PROBLEM TO SOLVE: Every line of the material that follows must be printed again exactly.

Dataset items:
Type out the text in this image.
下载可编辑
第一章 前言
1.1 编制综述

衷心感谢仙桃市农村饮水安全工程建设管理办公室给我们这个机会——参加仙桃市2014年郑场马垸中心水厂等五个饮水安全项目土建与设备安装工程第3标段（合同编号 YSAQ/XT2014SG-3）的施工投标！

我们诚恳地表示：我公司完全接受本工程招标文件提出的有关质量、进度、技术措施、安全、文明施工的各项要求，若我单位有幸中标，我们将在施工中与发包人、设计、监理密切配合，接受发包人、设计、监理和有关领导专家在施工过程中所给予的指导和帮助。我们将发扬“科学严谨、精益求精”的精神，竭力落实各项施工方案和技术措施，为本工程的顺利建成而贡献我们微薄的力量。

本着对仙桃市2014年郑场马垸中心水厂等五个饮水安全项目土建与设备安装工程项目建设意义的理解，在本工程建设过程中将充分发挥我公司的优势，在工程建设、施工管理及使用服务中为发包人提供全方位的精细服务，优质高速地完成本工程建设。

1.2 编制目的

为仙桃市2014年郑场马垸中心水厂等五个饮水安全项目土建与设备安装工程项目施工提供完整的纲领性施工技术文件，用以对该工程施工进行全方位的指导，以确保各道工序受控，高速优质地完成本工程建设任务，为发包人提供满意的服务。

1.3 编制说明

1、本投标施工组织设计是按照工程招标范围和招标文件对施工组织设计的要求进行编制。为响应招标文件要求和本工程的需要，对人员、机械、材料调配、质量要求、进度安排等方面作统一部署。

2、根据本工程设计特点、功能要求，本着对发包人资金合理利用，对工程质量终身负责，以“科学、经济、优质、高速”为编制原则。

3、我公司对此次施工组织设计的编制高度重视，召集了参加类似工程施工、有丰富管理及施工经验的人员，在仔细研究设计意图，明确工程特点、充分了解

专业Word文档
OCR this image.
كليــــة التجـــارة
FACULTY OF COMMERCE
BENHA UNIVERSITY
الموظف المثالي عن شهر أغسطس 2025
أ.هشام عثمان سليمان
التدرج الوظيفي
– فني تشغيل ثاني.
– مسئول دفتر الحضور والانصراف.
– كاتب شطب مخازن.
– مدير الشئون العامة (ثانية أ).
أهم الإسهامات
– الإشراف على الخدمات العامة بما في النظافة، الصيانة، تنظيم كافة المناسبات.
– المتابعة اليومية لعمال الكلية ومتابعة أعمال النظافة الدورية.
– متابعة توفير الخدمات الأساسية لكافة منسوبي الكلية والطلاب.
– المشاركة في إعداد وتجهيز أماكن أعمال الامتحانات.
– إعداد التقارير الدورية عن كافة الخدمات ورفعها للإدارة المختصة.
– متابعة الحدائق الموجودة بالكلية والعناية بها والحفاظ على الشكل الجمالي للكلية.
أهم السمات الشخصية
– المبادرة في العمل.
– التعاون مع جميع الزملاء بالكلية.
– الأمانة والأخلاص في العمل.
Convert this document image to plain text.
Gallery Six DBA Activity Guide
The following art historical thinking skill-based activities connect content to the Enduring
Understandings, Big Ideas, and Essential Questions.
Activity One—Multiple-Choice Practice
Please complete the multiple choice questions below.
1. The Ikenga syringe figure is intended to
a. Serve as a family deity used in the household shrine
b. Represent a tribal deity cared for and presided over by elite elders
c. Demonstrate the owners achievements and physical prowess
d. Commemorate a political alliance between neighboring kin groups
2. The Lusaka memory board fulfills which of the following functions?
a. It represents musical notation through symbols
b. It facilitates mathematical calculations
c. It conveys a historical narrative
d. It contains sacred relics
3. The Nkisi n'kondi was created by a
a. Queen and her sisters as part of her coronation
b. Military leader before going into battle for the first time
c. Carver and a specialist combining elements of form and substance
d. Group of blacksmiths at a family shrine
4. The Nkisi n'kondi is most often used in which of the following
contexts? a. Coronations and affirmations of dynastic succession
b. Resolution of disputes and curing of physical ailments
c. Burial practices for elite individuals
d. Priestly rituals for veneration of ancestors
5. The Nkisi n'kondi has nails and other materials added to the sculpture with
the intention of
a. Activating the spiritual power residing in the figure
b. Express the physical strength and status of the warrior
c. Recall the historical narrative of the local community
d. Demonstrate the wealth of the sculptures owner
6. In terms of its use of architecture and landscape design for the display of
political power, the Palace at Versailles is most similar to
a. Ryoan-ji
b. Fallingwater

WRITTEN RESPONSE:
Type out the text in this image.
下载可编辑
第一章 前言
1.1 编制综述

衷心感谢仙桃市农村饮水安全工程建设管理办公室给我们这个机会——参加仙桃市2014年郑场马垸中心水厂等五个饮水安全项目土建与设备安装工程第3标段（合同编号 YSAQ/XT2014SG-3）的施工投标！

我们诚恳地表示：我公司完全接受本工程招标文件提出的有关质量、进度、技术措施、安全、文明施工的各项要求，若我单位有幸中标，我们将在施工中与发包人、设计、监理密切配合，接受发包人、设计、监理和有关领导专家在施工过程中所给予的指导和帮助。我们将发扬“科学严谨、精益求精”的精神，竭力落实各项施工方案和技术措施，为本工程的顺利建成而贡献我们微薄的力量。

本着对仙桃市2014年郑场马垸中心水厂等五个饮水安全项目土建与设备安装工程项目建设意义的理解，在本工程建设过程中将充分发挥我公司的优势，在工程建设、施工管理及使用服务中为发包人提供全方位的精细服务，优质高速地完成本工程建设。

1.2 编制目的

为仙桃市2014年郑场马垸中心水厂等五个饮水安全项目土建与设备安装工程项目施工提供完整的纲领性施工技术文件，用以对该工程施工进行全方位的指导，以确保各道工序受控，高速优质地完成本工程建设任务，为发包人提供满意的服务。

1.3 编制说明

1、本投标施工组织设计是按照工程招标范围和招标文件对施工组织设计的要求进行编制。为响应招标文件要求和本工程的需要，对人员、机械、材料调配、质量要求、进度安排等方面作统一部署。

2、根据本工程设计特点、功能要求，本着对发包人资金合理利用，对工程质量终身负责，以“科学、经济、优质、高速”为编制原则。

3、我公司对此次施工组织设计的编制高度重视，召集了参加类似工程施工、有丰富管理及施工经验的人员，在仔细研究设计意图，明确工程特点、充分了解

专业Word文档
OCR this image.
كليــــة التجـــارة
FACULTY OF COMMERCE
BENHA UNIVERSITY
الموظف المثالي عن شهر أغسطس 2025
أ.هشام عثمان سليمان
التدرج الوظيفي
– فني تشغيل ثاني.
– مسئول دفتر الحضور والانصراف.
– كاتب شطب مخازن.
– مدير الشئون العامة (ثانية أ).
أهم الإسهامات
– الإشراف على الخدمات العامة بما في النظافة، الصيانة، تنظيم كافة المناسبات.
– المتابعة اليومية لعمال الكلية ومتابعة أعمال النظافة الدورية.
– متابعة توفير الخدمات الأساسية لكافة منسوبي الكلية والطلاب.
– المشاركة في إعداد وتجهيز أماكن أعمال الامتحانات.
– إعداد التقارير الدورية عن كافة الخدمات ورفعها للإدارة المختصة.
– متابعة الحدائق الموجودة بالكلية والعناية بها والحفاظ على الشكل الجمالي للكلية.
أهم السمات الشخصية
– المبادرة في العمل.
– التعاون مع جميع الزملاء بالكلية.
– الأمانة والأخلاص في العمل.
Convert this document image to plain text.
Gallery Six DBA Activity Guide
The following art historical thinking skill-based activities connect content to the Enduring
Understandings, Big Ideas, and Essential Questions.
Activity One—Multiple-Choice Practice
Please complete the multiple choice questions below.
1. The Ikenga syringe figure is intended to
a. Serve as a family deity used in the household shrine
b. Represent a tribal deity cared for and presided over by elite elders
c. Demonstrate the owners achievements and physical prowess
d. Commemorate a political alliance between neighboring kin groups
2. The Lusaka memory board fulfills which of the following functions?
a. It represents musical notation through symbols
b. It facilitates mathematical calculations
c. It conveys a historical narrative
d. It contains sacred relics
3. The Nkisi n'kondi was created by a
a. Queen and her sisters as part of her coronation
b. Military leader before going into battle for the first time
c. Carver and a specialist combining elements of form and substance
d. Group of blacksmiths at a family shrine
4. The Nkisi n'kondi is most often used in which of the following
contexts? a. Coronations and affirmations of dynastic succession
b. Resolution of disputes and curing of physical ailments
c. Burial practices for elite individuals
d. Priestly rituals for veneration of ancestors
5. The Nkisi n'kondi has nails and other materials added to the sculpture with
the intention of
a. Activating the spiritual power residing in the figure
b. Express the physical strength and status of the warrior
c. Recall the historical narrative of the local community
d. Demonstrate the wealth of the sculptures owner
6. In terms of its use of architecture and landscape design for the display of
political power, the Palace at Versailles is most similar to
a. Ryoan-ji
b. Fallingwater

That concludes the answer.